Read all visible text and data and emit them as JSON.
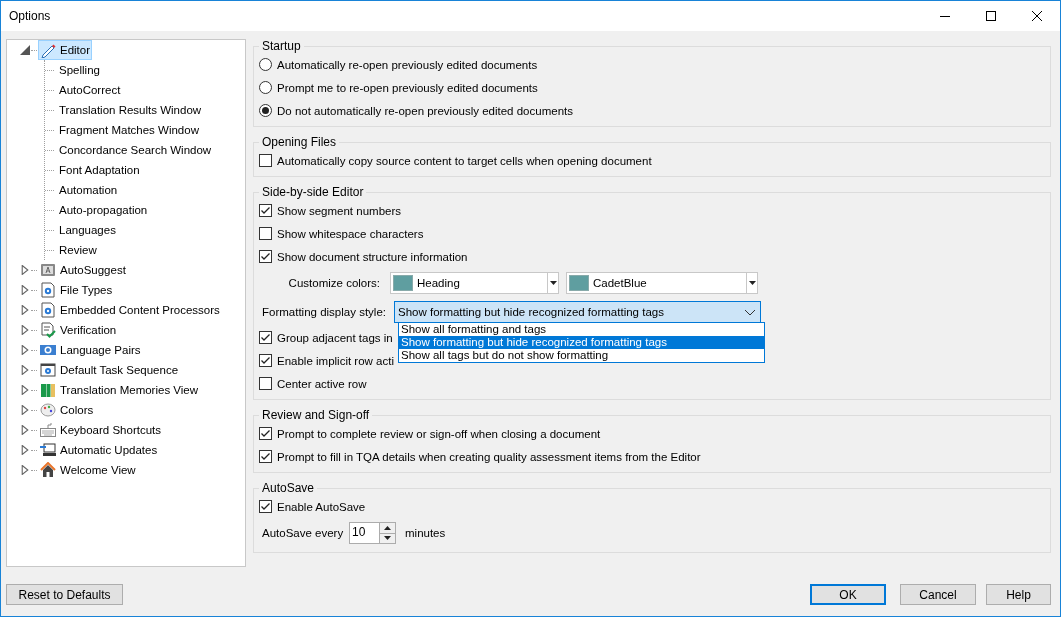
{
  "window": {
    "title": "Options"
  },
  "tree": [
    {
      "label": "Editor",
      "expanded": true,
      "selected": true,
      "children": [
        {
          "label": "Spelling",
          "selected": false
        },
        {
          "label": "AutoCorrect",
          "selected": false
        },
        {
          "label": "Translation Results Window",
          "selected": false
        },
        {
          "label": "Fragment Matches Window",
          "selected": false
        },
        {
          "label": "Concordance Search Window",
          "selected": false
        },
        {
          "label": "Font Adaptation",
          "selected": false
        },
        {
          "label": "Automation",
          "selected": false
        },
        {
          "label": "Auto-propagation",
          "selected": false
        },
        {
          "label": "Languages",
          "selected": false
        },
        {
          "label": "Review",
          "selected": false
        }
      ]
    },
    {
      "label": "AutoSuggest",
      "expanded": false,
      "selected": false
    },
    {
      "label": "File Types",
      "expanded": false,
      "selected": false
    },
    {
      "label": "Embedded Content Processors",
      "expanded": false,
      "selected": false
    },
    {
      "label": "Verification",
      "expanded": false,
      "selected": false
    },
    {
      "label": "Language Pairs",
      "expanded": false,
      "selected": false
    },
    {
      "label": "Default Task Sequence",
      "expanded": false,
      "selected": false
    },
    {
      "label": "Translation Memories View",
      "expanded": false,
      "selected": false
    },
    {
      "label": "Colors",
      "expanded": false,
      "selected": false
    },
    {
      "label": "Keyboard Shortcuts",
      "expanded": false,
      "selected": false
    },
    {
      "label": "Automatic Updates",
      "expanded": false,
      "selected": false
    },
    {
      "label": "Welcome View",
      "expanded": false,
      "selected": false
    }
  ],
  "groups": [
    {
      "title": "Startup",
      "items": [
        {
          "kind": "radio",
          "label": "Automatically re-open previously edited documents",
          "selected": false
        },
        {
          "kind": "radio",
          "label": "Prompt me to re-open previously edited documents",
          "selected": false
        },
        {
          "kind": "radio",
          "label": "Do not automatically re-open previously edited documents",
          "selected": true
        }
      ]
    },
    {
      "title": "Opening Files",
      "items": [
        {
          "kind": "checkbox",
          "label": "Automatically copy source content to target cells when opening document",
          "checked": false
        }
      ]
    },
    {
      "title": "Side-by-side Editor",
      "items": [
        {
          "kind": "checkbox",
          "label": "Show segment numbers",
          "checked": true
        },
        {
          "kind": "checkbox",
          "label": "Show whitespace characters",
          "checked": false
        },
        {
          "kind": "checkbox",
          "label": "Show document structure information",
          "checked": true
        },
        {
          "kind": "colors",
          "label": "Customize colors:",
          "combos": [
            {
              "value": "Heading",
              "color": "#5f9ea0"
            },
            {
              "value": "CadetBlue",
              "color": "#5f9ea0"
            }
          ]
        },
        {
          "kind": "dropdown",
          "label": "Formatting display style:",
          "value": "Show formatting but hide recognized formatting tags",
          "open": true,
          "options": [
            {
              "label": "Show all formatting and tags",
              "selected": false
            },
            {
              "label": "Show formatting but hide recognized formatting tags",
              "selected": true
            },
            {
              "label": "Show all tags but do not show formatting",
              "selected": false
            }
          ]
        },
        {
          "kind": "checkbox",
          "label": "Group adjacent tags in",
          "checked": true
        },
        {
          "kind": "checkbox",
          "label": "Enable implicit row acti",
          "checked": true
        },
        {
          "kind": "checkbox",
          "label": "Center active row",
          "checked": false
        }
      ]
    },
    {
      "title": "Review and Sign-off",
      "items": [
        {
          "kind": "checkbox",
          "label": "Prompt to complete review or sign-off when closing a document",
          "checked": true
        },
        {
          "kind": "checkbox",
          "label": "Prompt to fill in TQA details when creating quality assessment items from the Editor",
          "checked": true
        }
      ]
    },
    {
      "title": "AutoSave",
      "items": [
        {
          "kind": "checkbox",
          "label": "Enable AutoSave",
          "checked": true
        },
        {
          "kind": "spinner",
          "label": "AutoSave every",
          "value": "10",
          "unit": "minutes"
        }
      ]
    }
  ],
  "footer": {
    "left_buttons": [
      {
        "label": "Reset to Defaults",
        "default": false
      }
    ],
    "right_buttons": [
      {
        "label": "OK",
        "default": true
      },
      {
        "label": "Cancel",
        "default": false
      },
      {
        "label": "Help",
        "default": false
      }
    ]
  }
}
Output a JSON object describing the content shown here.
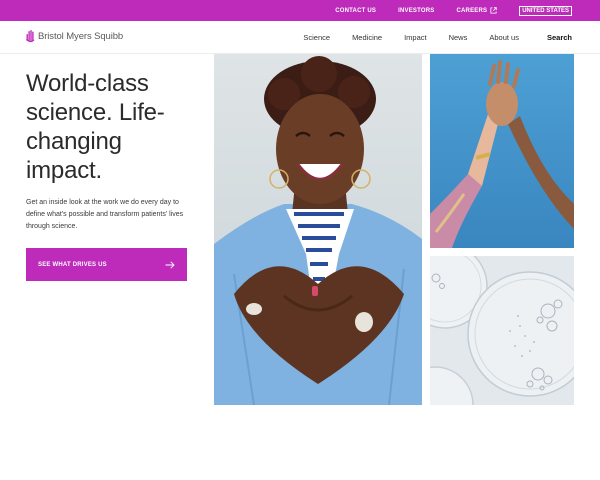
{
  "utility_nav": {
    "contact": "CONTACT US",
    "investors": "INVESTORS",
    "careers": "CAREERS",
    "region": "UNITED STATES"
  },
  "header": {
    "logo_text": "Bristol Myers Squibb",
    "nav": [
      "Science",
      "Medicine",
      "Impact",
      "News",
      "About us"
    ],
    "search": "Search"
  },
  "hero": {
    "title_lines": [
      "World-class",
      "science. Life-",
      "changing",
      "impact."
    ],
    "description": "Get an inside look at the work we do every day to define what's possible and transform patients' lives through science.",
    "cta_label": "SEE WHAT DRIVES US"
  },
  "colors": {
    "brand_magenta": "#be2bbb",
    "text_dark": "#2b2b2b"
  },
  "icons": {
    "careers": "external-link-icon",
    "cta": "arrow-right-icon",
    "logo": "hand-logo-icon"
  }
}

**Task objective**
Every line in the listing that holds "documents" belongs in the answer.

**Answer box**
          "label": "Automatically re-open previously edited documents",
          "label": "Prompt me to re-open previously edited documents",
          "label": "Do not automatically re-open previously edited documents",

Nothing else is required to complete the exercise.